▶ [Document segment]
‘Eye in the Sky’ for disaster relief and aid developed by IIT Madras

Students develop AI-based solution for disaster relief operation, utilizing drones with swarm intelligence for collecting data and analyzing it in real-time.

By Author  |  Published: 9th Oct 2019  3:21 pmUpdated: 9th Oct 2019  3:23 pm

Hyderabad: Students of the Indian Institute of Technology Madras developed an ‘Eye in the Sky’ Disaster Management and Humanitarian Aid Services. These drones enabled with artificial intelligence and computer vision provide an end-to-end solution for identifying acurate and critical information on people trappe in disaster hit areas and communicate the information to relief and rescue teams.

What makes ‘Eye in the Sky’ unique is that its analytical modules are based on the latest available technology with the team creating their own databases for some of the modules. Occluded people detection and Swarm Intelligence Modules are entirely state-of-the-art and work is based on the experience of past data on disaster management.

The ‘Eye in the Sky’ Team won the finals of Indian Innovation Growth Programme (IIGP 2.0) University Challenge held at IIT Bombay recently. They were among ‘Top 18 Innovative Startups’ from all over the nation and will receive Rs. 10 lakh-worth equity-less funding. The team has also received ‘Microsoft AI For Earth’ Grant given to only 390 projects globally.

▶ [Dataset]
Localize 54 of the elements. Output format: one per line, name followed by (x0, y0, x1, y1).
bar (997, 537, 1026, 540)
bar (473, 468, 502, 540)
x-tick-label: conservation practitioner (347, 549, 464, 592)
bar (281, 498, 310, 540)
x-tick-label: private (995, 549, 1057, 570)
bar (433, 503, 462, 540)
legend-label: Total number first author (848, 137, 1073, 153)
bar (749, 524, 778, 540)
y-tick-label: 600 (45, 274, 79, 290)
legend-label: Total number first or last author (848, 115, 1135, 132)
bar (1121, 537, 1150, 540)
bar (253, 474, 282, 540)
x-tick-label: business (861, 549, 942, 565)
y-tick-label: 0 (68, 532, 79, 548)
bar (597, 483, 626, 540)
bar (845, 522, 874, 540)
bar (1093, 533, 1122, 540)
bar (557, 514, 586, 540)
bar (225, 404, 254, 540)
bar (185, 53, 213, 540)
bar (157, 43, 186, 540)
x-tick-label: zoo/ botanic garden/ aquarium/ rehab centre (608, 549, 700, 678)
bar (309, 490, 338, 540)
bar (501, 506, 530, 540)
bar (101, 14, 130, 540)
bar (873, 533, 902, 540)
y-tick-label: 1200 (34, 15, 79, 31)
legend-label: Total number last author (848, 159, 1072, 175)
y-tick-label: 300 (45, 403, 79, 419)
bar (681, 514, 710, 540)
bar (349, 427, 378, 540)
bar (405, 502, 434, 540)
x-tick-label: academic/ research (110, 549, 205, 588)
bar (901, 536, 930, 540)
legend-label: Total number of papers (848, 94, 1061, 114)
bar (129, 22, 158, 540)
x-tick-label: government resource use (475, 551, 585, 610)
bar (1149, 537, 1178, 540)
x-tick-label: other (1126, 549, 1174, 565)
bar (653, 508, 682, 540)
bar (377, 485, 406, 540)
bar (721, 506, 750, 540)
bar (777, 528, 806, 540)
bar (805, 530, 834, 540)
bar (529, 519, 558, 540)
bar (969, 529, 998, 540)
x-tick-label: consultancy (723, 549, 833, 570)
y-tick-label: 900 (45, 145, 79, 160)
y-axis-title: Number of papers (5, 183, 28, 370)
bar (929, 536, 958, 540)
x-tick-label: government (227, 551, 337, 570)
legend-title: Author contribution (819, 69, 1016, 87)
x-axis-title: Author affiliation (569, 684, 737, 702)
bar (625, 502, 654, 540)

▶ [Exercise tasks]
1. Duplicate the Eye in the Sky article word for word, starting at "Students develop AI-based" and ending at "and rescue teams.".
2. Restate the entries starting at the first line and ending at the line containing "bar (225, 404, 254, 540)", renaming "x-tick-label" as "category-label" throughout and leaving everything else unchanged.
The Eye in the Sky article and the entries have no connection to each other.

▶ [Per-task outputs]
1.
Students develop AI-based solution for disaster relief operation, utilizing drones with swarm intelligence for collecting data and analyzing it in real-time.

By Author  |  Published: 9th Oct 2019  3:21 pmUpdated: 9th Oct 2019  3:23 pm

Hyderabad: Students of the Indian Institute of Technology Madras developed an ‘Eye in the Sky’ Disaster Management and Humanitarian Aid Services. These drones enabled with artificial intelligence and computer vision provide an end-to-end solution for identifying acurate and critical information on people trappe in disaster hit areas and communicate the information to relief and rescue teams.

2.
Localize 54 of the elements. Output format: one per line, name followed by (x0, y0, x1, y1).
bar (997, 537, 1026, 540)
bar (473, 468, 502, 540)
category-label: conservation practitioner (347, 549, 464, 592)
bar (281, 498, 310, 540)
category-label: private (995, 549, 1057, 570)
bar (433, 503, 462, 540)
legend-label: Total number first author (848, 137, 1073, 153)
bar (749, 524, 778, 540)
y-tick-label: 600 (45, 274, 79, 290)
legend-label: Total number first or last author (848, 115, 1135, 132)
bar (1121, 537, 1150, 540)
bar (253, 474, 282, 540)
category-label: business (861, 549, 942, 565)
y-tick-label: 0 (68, 532, 79, 548)
bar (597, 483, 626, 540)
bar (845, 522, 874, 540)
bar (1093, 533, 1122, 540)
bar (557, 514, 586, 540)
bar (225, 404, 254, 540)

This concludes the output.